• _THINGS TO DO_
(1) Answer these from the text about Jerome Sydenham:
(a) In what year was Sydenham recruited into the A&R division of Atlantic Records?
(b) What was the name of his first independent label, and when did he establish it?
(c) In which city did he found Ibadan Records?
(2) Translate this sentence from the text about Jerome Sydenham into Spanish: "In 1995 Sydenham founded Ibadan Records (House, Techno) in New York City, though it is now run out of Berlin, Germany."
***** TEXT *****
He is based in Berlin, Germany running record labels including Ibadan Records as well as touring as a DJ and producing electronic music.

Sydenham was recruited into the A&R division of Atlantic Records in 1989. While at Atlantic/ East West Records (Time Warner), under the tutelage of Merlin Bobb and Silvia Rhone Jerome Sydenham enjoyed commercial success as the youngest African record executive in the American corporate music industry.

==A&R achievements==

===Gold records===
- LeVert – "Private Line" (single) (1991)
- En Vogue – "My Lovin" (first single from Funky Divas) (1992)
- En Vogue – "Giving Him Something He Can Feel" (second single from Funky Divas) (1992)
- En Vogue – "Free Your Mind" (third single from Funky Divas) (1992)
- En Vogue – "Give It Up, Turn It Loose" (fourth single from Funky Divas) (1993)
- Da Lench Mob – Guerillas in tha Mist (album) (1992)
- Das EFX – "They Want EFX" (single) (1992)

===Platinum records===
- En Vogue – Born to Sing (album) (1990)
- En Vogue – Funky Divas (album) (1990), US 5× platinum
- En Vogue – "Hold On" (single from Born to Sing) (1992)
- Simply Red – Stars (album) (1991), US 12× platinum
- Snow – 12 Inches of Snow (album) (1992)
- Snow – "Informer" (single) (1992)
- Das EFX – Dead Serious (album) (1992)

He was executive producer for "Underground Dance Music Vol. 1" (Atlantic, 1992) showcasing some of the earliest productions from a young Roger Sanchez, Murk and Pal Joey, Kerri Chandler (In 2006 Sydenham, acting as executive producer, re-issued these records under Ibadan Records). He would continue to work with the likes of Dennis Ferrer , Adam Bayer (Drumcode), Ron Trent, Joe Claussell, The Martinez Brothers and Seth Troxler.

==Label management==

After leaving the corporate world, Sydenham established his first independent label, Pallas Records, 1994 (a boutique golden e-rap label alongside hip hop pioneer Fab 5 Freddy). The Label focused on hip-hop and R&B, and achieved platinum success with the Chicago hip-hop group Crucial Conflict, as well as underground success with West Coast street legend Erule and his enduring hip-hop classic "Listen Up".

In 1995 Sydenham founded Ibadan Records (House, Techno) in New York City, though it is now run out of Berlin, Germany. The label celebrated its 15-year anniversary in 2010, 30th anniversary in 2025.
***** GIVEN DATA *****
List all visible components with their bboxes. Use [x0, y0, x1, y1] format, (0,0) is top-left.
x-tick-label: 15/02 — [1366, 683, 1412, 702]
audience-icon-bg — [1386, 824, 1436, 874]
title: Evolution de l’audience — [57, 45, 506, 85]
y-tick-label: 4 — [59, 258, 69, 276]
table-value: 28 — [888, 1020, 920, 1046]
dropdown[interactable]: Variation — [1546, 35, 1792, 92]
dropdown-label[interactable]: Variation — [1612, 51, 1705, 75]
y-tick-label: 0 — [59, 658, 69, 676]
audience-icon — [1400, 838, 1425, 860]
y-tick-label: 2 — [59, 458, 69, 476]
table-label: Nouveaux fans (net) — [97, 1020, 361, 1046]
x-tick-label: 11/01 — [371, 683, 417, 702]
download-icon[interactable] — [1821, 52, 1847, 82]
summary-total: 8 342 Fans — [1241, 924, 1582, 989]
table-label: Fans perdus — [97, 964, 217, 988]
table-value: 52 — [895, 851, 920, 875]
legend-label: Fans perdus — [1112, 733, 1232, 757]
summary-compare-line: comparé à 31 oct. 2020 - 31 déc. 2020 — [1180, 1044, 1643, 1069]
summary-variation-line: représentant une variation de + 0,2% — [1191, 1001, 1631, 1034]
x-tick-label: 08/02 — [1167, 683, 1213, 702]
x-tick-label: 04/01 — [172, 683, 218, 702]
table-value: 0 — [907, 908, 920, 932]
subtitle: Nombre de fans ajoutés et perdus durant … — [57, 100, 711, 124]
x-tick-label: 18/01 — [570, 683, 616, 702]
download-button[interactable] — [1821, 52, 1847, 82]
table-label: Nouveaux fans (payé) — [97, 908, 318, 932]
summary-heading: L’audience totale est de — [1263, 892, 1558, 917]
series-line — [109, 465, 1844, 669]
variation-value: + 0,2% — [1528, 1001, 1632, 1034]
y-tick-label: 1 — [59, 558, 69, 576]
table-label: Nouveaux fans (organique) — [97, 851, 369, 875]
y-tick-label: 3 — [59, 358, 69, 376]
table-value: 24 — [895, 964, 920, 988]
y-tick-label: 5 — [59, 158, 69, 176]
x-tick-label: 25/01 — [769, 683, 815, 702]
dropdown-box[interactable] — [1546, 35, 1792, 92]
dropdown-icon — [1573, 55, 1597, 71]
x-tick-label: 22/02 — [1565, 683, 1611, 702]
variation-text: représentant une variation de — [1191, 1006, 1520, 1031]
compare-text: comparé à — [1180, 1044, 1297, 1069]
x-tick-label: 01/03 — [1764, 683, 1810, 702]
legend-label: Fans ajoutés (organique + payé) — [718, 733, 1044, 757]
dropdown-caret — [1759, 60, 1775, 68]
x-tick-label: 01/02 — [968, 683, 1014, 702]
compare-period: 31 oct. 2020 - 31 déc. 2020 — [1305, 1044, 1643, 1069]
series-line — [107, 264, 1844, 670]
*****
• _ANSWERS FOR THIS EXERCISE_
(1)
(a) 1989
(b) Pallas Records, in 1994
(c) New York City

(2) En 1995, Sydenham fundó Ibadan Records (House, Techno) en la ciudad de Nueva York, aunque ahora se gestiona desde Berlín, Alemania.